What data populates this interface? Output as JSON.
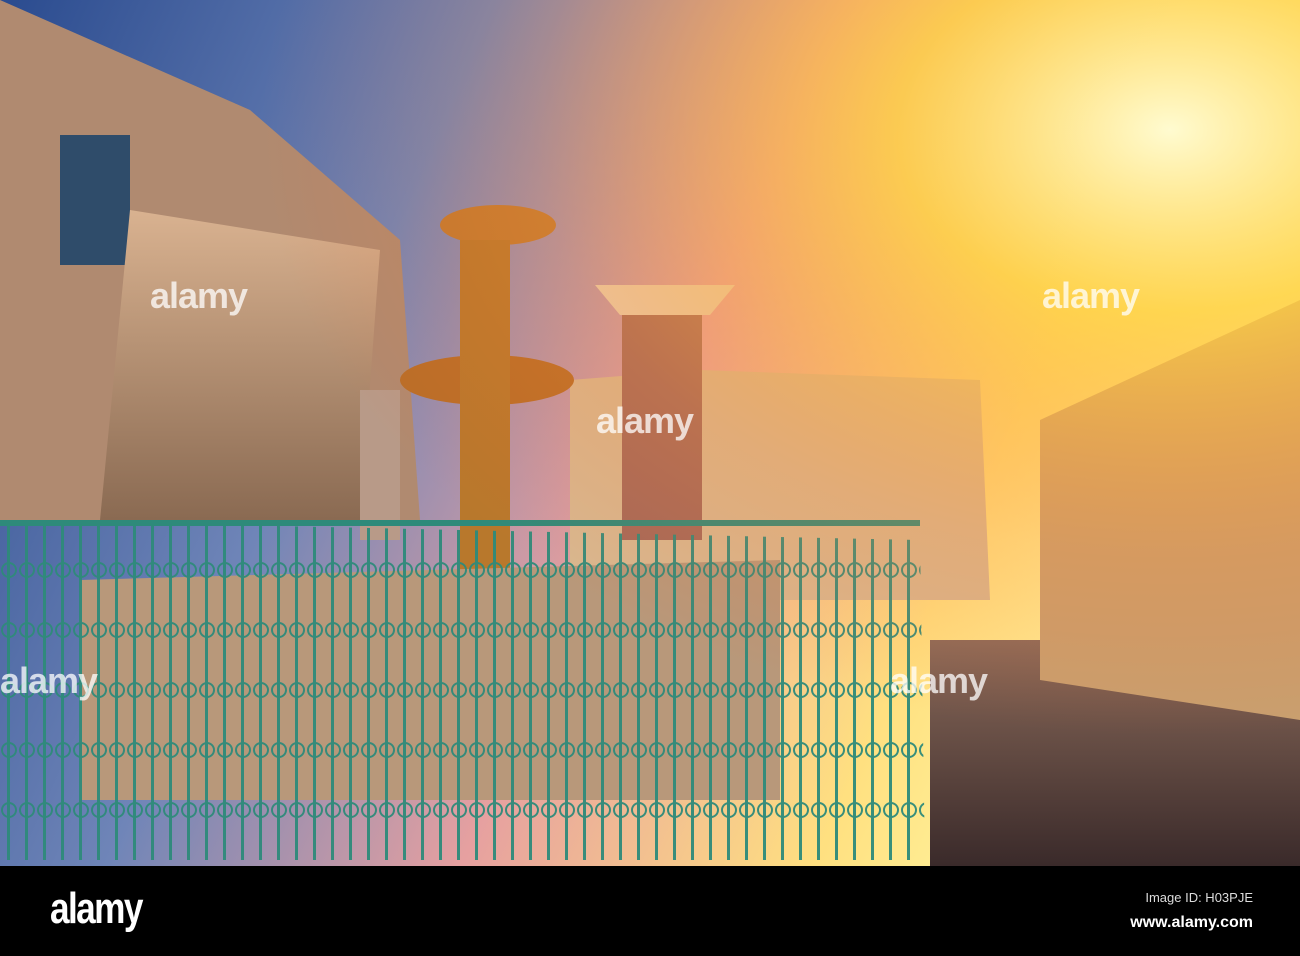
{
  "photo": {
    "subject": "fountain-with-green-iron-fence-in-old-city-square",
    "sky_color": "#3a5a9a",
    "sun_color": "#ffe040",
    "fence_color": "#2e8a7a",
    "stone_color": "#c9a07a"
  },
  "watermark": {
    "text": "alamy"
  },
  "footer": {
    "logo": "alamy",
    "image_id": "Image ID: H03PJE",
    "url": "www.alamy.com"
  }
}
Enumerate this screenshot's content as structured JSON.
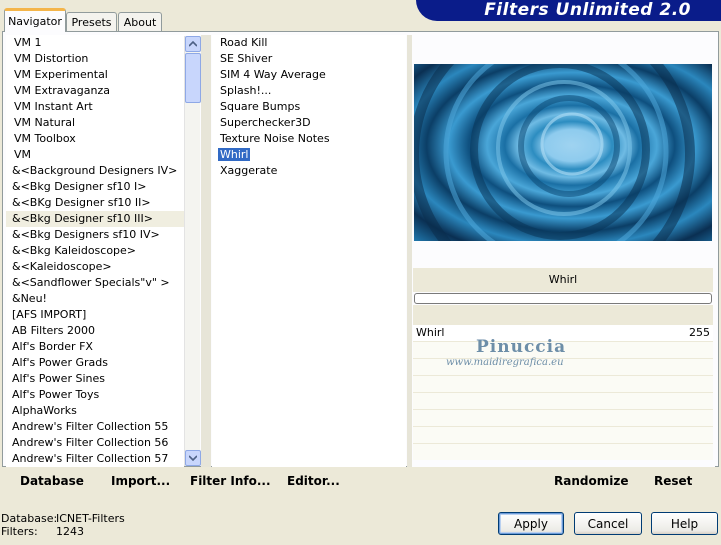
{
  "tabs": [
    {
      "label": "Navigator"
    },
    {
      "label": "Presets"
    },
    {
      "label": "About"
    }
  ],
  "app_title": "Filters Unlimited 2.0",
  "categories": [
    "VM 1",
    "VM Distortion",
    "VM Experimental",
    "VM Extravaganza",
    "VM Instant Art",
    "VM Natural",
    "VM Toolbox",
    "VM",
    "&<Background Designers IV>",
    "&<Bkg Designer sf10 I>",
    "&<BKg Designer sf10 II>",
    "&<Bkg Designer sf10 III>",
    "&<Bkg Designers sf10 IV>",
    "&<Bkg Kaleidoscope>",
    "&<Kaleidoscope>",
    "&<Sandflower Specials\"v\" >",
    "&Neu!",
    "[AFS IMPORT]",
    "AB Filters 2000",
    "Alf's Border FX",
    "Alf's Power Grads",
    "Alf's Power Sines",
    "Alf's Power Toys",
    "AlphaWorks",
    "Andrew's Filter Collection 55",
    "Andrew's Filter Collection 56",
    "Andrew's Filter Collection 57"
  ],
  "filters": [
    "Road Kill",
    "SE Shiver",
    "SIM 4 Way Average",
    "Splash!...",
    "Square Bumps",
    "Superchecker3D",
    "Texture Noise Notes",
    "Whirl",
    "Xaggerate"
  ],
  "preview": {
    "filter_name": "Whirl",
    "param_label": "Whirl",
    "param_value": "255"
  },
  "watermark": {
    "name": "Pinuccia",
    "site": "www.maidiregrafica.eu"
  },
  "links": {
    "database": "Database",
    "import": "Import...",
    "filter_info": "Filter Info...",
    "editor": "Editor...",
    "randomize": "Randomize",
    "reset": "Reset"
  },
  "buttons": {
    "apply": "Apply",
    "cancel": "Cancel",
    "help": "Help"
  },
  "status": {
    "database_label": "Database:",
    "database_value": "ICNET-Filters",
    "filters_label": "Filters:",
    "filters_value": "1243"
  },
  "colors": {
    "banner": "#0a1c8a",
    "selection": "#316ac5"
  }
}
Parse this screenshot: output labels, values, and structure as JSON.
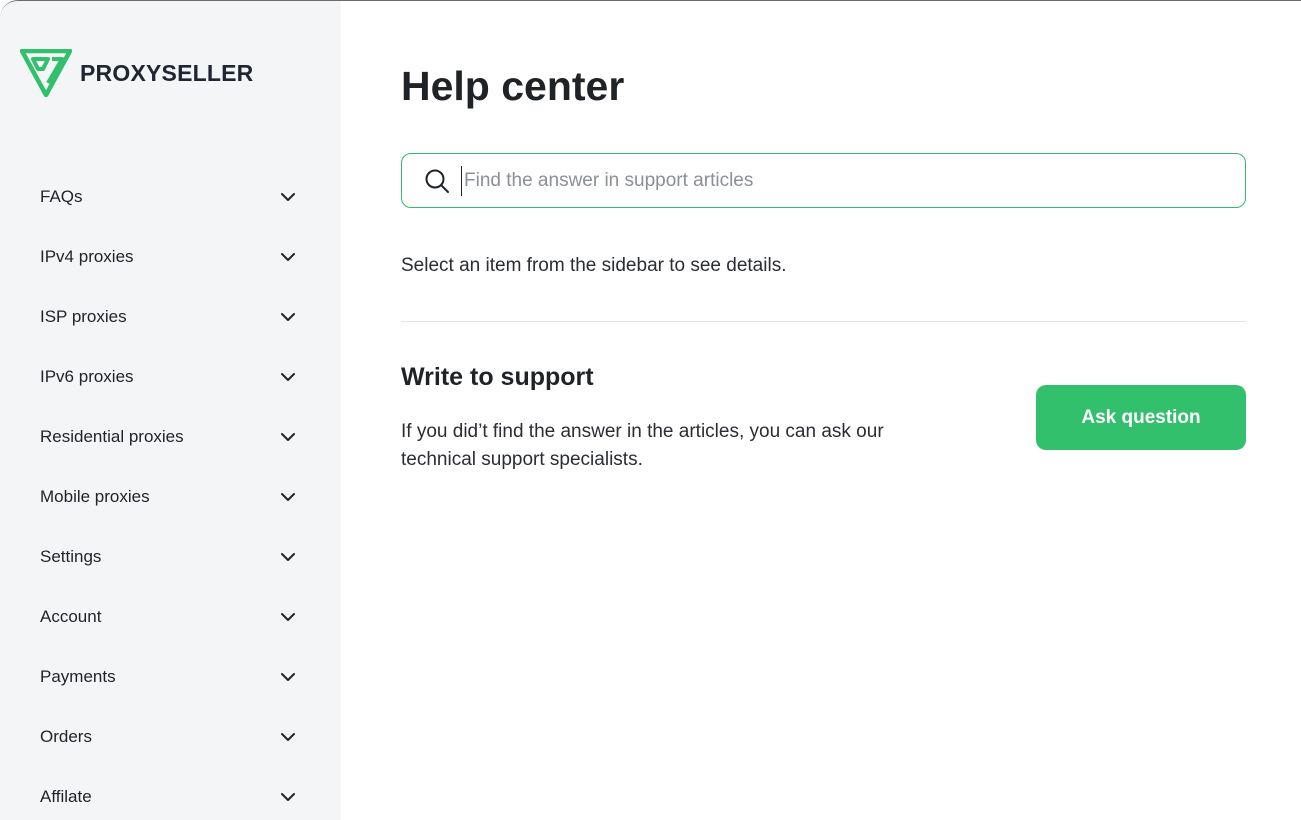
{
  "brand": {
    "name": "PROXYSELLER",
    "accent_color": "#33c06d",
    "logo_icon": "proxyseller-logo-icon"
  },
  "sidebar": {
    "items": [
      {
        "label": "FAQs",
        "icon": "chevron-down-icon"
      },
      {
        "label": "IPv4 proxies",
        "icon": "chevron-down-icon"
      },
      {
        "label": "ISP proxies",
        "icon": "chevron-down-icon"
      },
      {
        "label": "IPv6 proxies",
        "icon": "chevron-down-icon"
      },
      {
        "label": "Residential proxies",
        "icon": "chevron-down-icon"
      },
      {
        "label": "Mobile proxies",
        "icon": "chevron-down-icon"
      },
      {
        "label": "Settings",
        "icon": "chevron-down-icon"
      },
      {
        "label": "Account",
        "icon": "chevron-down-icon"
      },
      {
        "label": "Payments",
        "icon": "chevron-down-icon"
      },
      {
        "label": "Orders",
        "icon": "chevron-down-icon"
      },
      {
        "label": "Affilate",
        "icon": "chevron-down-icon"
      }
    ]
  },
  "main": {
    "title": "Help center",
    "search": {
      "placeholder": "Find the answer in support articles",
      "value": "",
      "icon": "search-icon"
    },
    "hint": "Select an item from the sidebar to see details.",
    "support": {
      "title": "Write to support",
      "text": "If you did’t find the answer in the articles, you can ask our technical support specialists.",
      "button_label": "Ask question"
    }
  }
}
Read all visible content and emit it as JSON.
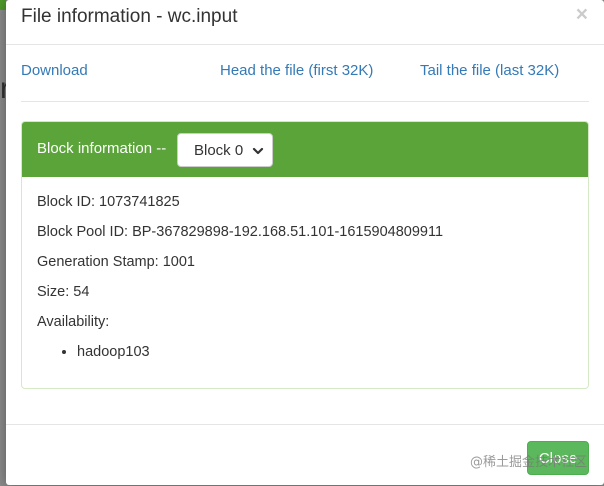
{
  "backdrop": {
    "partial_text": "r"
  },
  "modal": {
    "title": "File information - wc.input",
    "close_glyph": "×"
  },
  "links": {
    "download": "Download",
    "head": "Head the file (first 32K)",
    "tail": "Tail the file (last 32K)"
  },
  "block_panel": {
    "heading_label": "Block information --",
    "selected_block": "Block 0",
    "block_id": "Block ID: 1073741825",
    "block_pool_id": "Block Pool ID: BP-367829898-192.168.51.101-1615904809911",
    "generation_stamp": "Generation Stamp: 1001",
    "size": "Size: 54",
    "availability_label": "Availability:",
    "availability": [
      "hadoop103"
    ]
  },
  "footer": {
    "close_label": "Close"
  },
  "watermark": "@稀土掘金技术社区",
  "colors": {
    "panel_heading": "#5aa43a",
    "close_button": "#5cb85c",
    "link": "#337ab7"
  }
}
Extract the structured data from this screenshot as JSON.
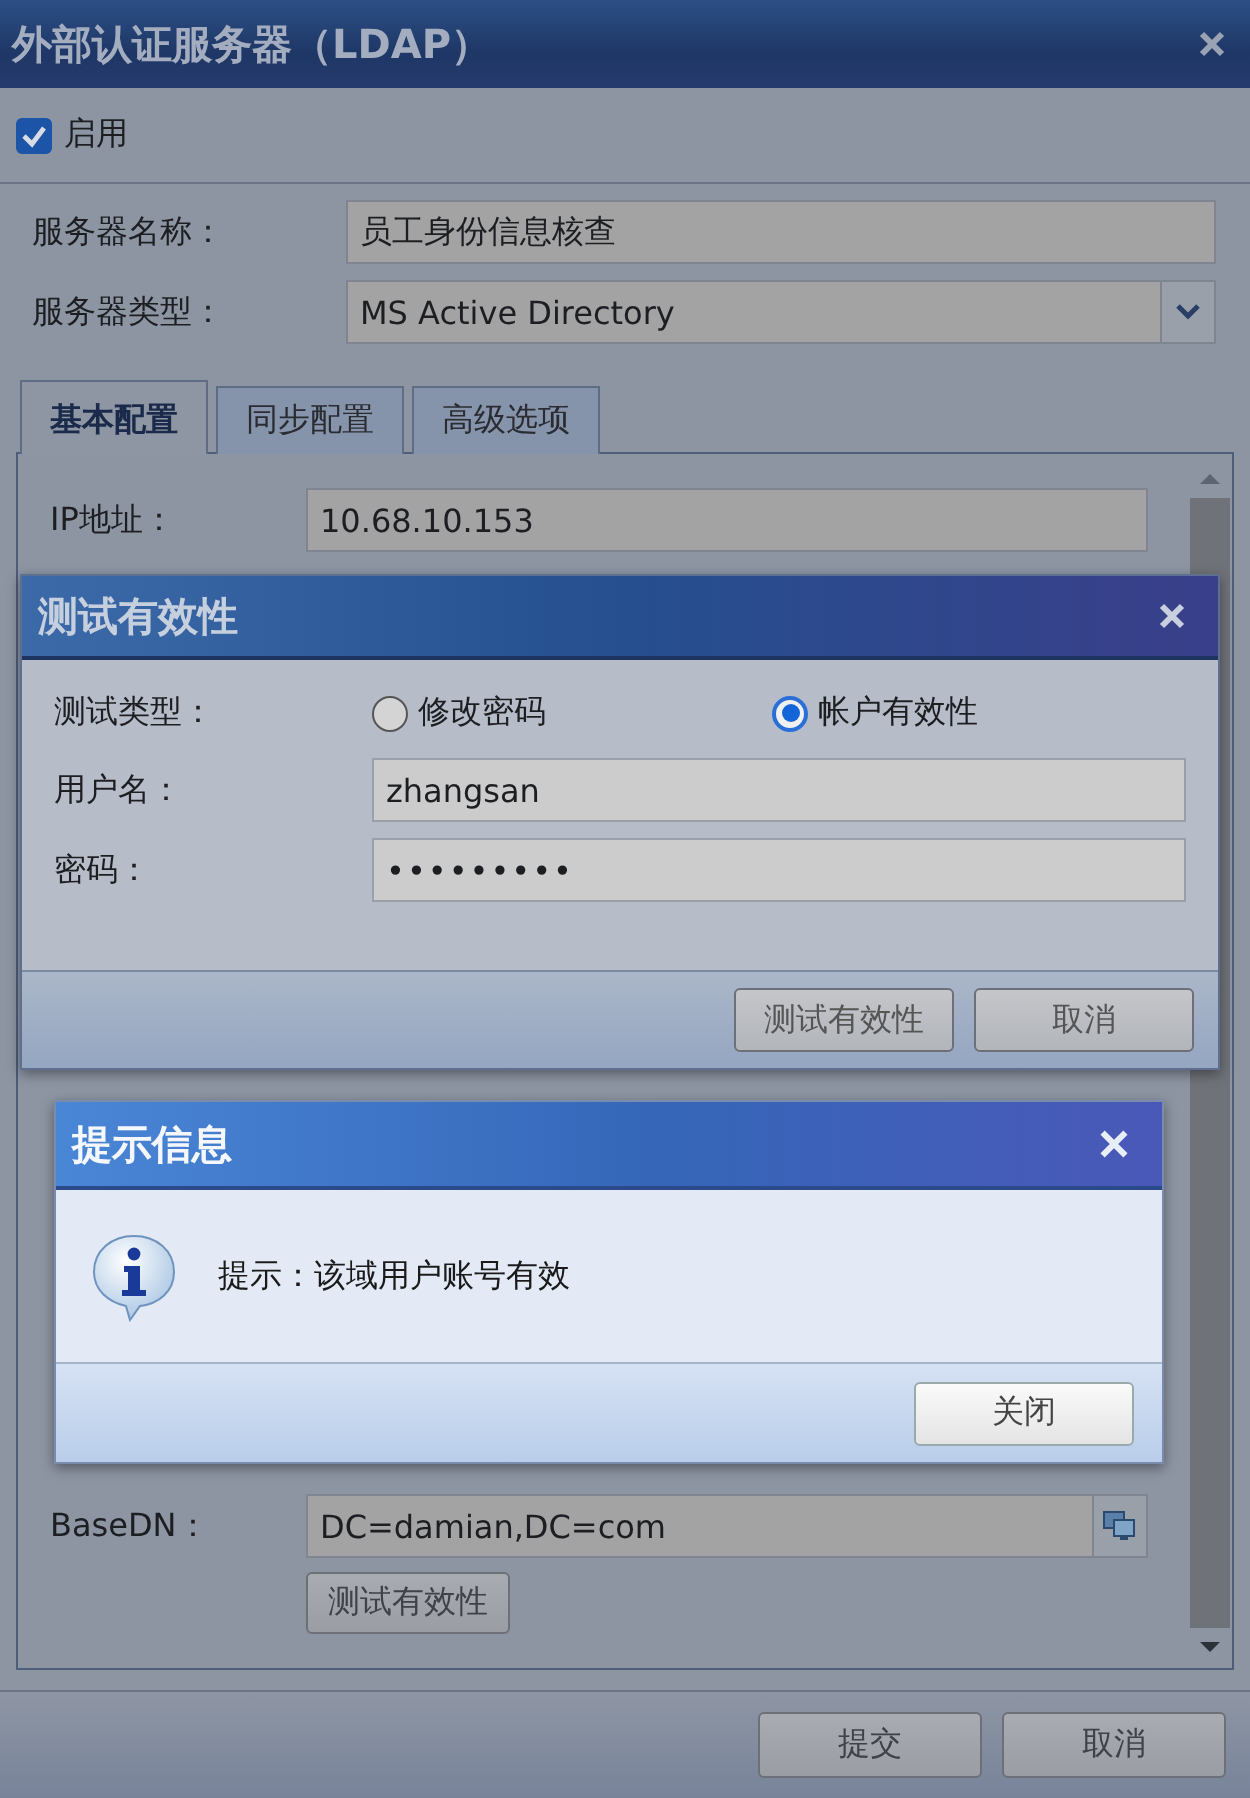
{
  "window": {
    "title": "外部认证服务器（LDAP）"
  },
  "enable": {
    "label": "启用",
    "checked": true
  },
  "fields": [
    {
      "label": "服务器名称：",
      "value": "员工身份信息核查",
      "kind": "text"
    },
    {
      "label": "服务器类型：",
      "value": "MS Active Directory",
      "kind": "select"
    }
  ],
  "tabs": [
    {
      "label": "基本配置",
      "selected": true
    },
    {
      "label": "同步配置",
      "selected": false
    },
    {
      "label": "高级选项",
      "selected": false
    }
  ],
  "basic": {
    "ip": {
      "label": "IP地址：",
      "value": "10.68.10.153"
    },
    "basedn": {
      "label": "BaseDN：",
      "value": "DC=damian,DC=com"
    },
    "test_button": "测试有效性"
  },
  "footer_buttons": [
    "提交",
    "取消"
  ],
  "test_dialog": {
    "title": "测试有效性",
    "type_label": "测试类型：",
    "options": [
      {
        "label": "修改密码",
        "selected": false
      },
      {
        "label": "帐户有效性",
        "selected": true
      }
    ],
    "username": {
      "label": "用户名：",
      "value": "zhangsan"
    },
    "password": {
      "label": "密码：",
      "value": "•••••••••"
    },
    "buttons": [
      "测试有效性",
      "取消"
    ]
  },
  "message_dialog": {
    "title": "提示信息",
    "message": "提示：该域用户账号有效",
    "buttons": [
      "关闭"
    ]
  }
}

◆ **Exercise directions**
Return to the listing above and set it down exactly, leaving out its pictures.

◆ **The solution**
What data populates this interface? Output as JSON.
{
  "photo": {
    "subject": "fountain-with-green-iron-fence-in-old-city-square",
    "sky_color": "#3a5a9a",
    "sun_color": "#ffe040",
    "fence_color": "#2e8a7a",
    "stone_color": "#c9a07a"
  },
  "watermark": {
    "text": "alamy"
  },
  "footer": {
    "logo": "alamy",
    "image_id": "Image ID: H03PJE",
    "url": "www.alamy.com"
  }
}
Enumerate this screenshot's content as structured JSON.
{
  "tabs": [
    {
      "label": "Navigator"
    },
    {
      "label": "Presets"
    },
    {
      "label": "About"
    }
  ],
  "app_title": "Filters Unlimited 2.0",
  "categories": [
    "VM 1",
    "VM Distortion",
    "VM Experimental",
    "VM Extravaganza",
    "VM Instant Art",
    "VM Natural",
    "VM Toolbox",
    "VM",
    "&<Background Designers IV>",
    "&<Bkg Designer sf10 I>",
    "&<BKg Designer sf10 II>",
    "&<Bkg Designer sf10 III>",
    "&<Bkg Designers sf10 IV>",
    "&<Bkg Kaleidoscope>",
    "&<Kaleidoscope>",
    "&<Sandflower Specials\"v\" >",
    "&Neu!",
    "[AFS IMPORT]",
    "AB Filters 2000",
    "Alf's Border FX",
    "Alf's Power Grads",
    "Alf's Power Sines",
    "Alf's Power Toys",
    "AlphaWorks",
    "Andrew's Filter Collection 55",
    "Andrew's Filter Collection 56",
    "Andrew's Filter Collection 57"
  ],
  "filters": [
    "Road Kill",
    "SE Shiver",
    "SIM 4 Way Average",
    "Splash!...",
    "Square Bumps",
    "Superchecker3D",
    "Texture Noise Notes",
    "Whirl",
    "Xaggerate"
  ],
  "preview": {
    "filter_name": "Whirl",
    "param_label": "Whirl",
    "param_value": "255"
  },
  "watermark": {
    "name": "Pinuccia",
    "site": "www.maidiregrafica.eu"
  },
  "links": {
    "database": "Database",
    "import": "Import...",
    "filter_info": "Filter Info...",
    "editor": "Editor...",
    "randomize": "Randomize",
    "reset": "Reset"
  },
  "buttons": {
    "apply": "Apply",
    "cancel": "Cancel",
    "help": "Help"
  },
  "status": {
    "database_label": "Database:",
    "database_value": "ICNET-Filters",
    "filters_label": "Filters:",
    "filters_value": "1243"
  },
  "colors": {
    "banner": "#0a1c8a",
    "selection": "#316ac5"
  }
}
Parse this screenshot: output labels, values, and structure as JSON.
{
  "brand": {
    "name": "PROXYSELLER",
    "accent_color": "#33c06d",
    "logo_icon": "proxyseller-logo-icon"
  },
  "sidebar": {
    "items": [
      {
        "label": "FAQs",
        "icon": "chevron-down-icon"
      },
      {
        "label": "IPv4 proxies",
        "icon": "chevron-down-icon"
      },
      {
        "label": "ISP proxies",
        "icon": "chevron-down-icon"
      },
      {
        "label": "IPv6 proxies",
        "icon": "chevron-down-icon"
      },
      {
        "label": "Residential proxies",
        "icon": "chevron-down-icon"
      },
      {
        "label": "Mobile proxies",
        "icon": "chevron-down-icon"
      },
      {
        "label": "Settings",
        "icon": "chevron-down-icon"
      },
      {
        "label": "Account",
        "icon": "chevron-down-icon"
      },
      {
        "label": "Payments",
        "icon": "chevron-down-icon"
      },
      {
        "label": "Orders",
        "icon": "chevron-down-icon"
      },
      {
        "label": "Affilate",
        "icon": "chevron-down-icon"
      }
    ]
  },
  "main": {
    "title": "Help center",
    "search": {
      "placeholder": "Find the answer in support articles",
      "value": "",
      "icon": "search-icon"
    },
    "hint": "Select an item from the sidebar to see details.",
    "support": {
      "title": "Write to support",
      "text": "If you did’t find the answer in the articles, you can ask our technical support specialists.",
      "button_label": "Ask question"
    }
  }
}
Read all visible content and emit it as JSON.
{
  "backdrop": {
    "partial_text": "r"
  },
  "modal": {
    "title": "File information - wc.input",
    "close_glyph": "×"
  },
  "links": {
    "download": "Download",
    "head": "Head the file (first 32K)",
    "tail": "Tail the file (last 32K)"
  },
  "block_panel": {
    "heading_label": "Block information --",
    "selected_block": "Block 0",
    "block_id": "Block ID: 1073741825",
    "block_pool_id": "Block Pool ID: BP-367829898-192.168.51.101-1615904809911",
    "generation_stamp": "Generation Stamp: 1001",
    "size": "Size: 54",
    "availability_label": "Availability:",
    "availability": [
      "hadoop103"
    ]
  },
  "footer": {
    "close_label": "Close"
  },
  "watermark": "@稀土掘金技术社区",
  "colors": {
    "panel_heading": "#5aa43a",
    "close_button": "#5cb85c",
    "link": "#337ab7"
  }
}
Extract the structured data from this screenshot as JSON.
{
  "window": {
    "title": "外部认证服务器（LDAP）"
  },
  "enable": {
    "label": "启用",
    "checked": true
  },
  "fields": [
    {
      "label": "服务器名称：",
      "value": "员工身份信息核查",
      "kind": "text"
    },
    {
      "label": "服务器类型：",
      "value": "MS Active Directory",
      "kind": "select"
    }
  ],
  "tabs": [
    {
      "label": "基本配置",
      "selected": true
    },
    {
      "label": "同步配置",
      "selected": false
    },
    {
      "label": "高级选项",
      "selected": false
    }
  ],
  "basic": {
    "ip": {
      "label": "IP地址：",
      "value": "10.68.10.153"
    },
    "basedn": {
      "label": "BaseDN：",
      "value": "DC=damian,DC=com"
    },
    "test_button": "测试有效性"
  },
  "footer_buttons": [
    "提交",
    "取消"
  ],
  "test_dialog": {
    "title": "测试有效性",
    "type_label": "测试类型：",
    "options": [
      {
        "label": "修改密码",
        "selected": false
      },
      {
        "label": "帐户有效性",
        "selected": true
      }
    ],
    "username": {
      "label": "用户名：",
      "value": "zhangsan"
    },
    "password": {
      "label": "密码：",
      "value": "•••••••••"
    },
    "buttons": [
      "测试有效性",
      "取消"
    ]
  },
  "message_dialog": {
    "title": "提示信息",
    "message": "提示：该域用户账号有效",
    "buttons": [
      "关闭"
    ]
  }
}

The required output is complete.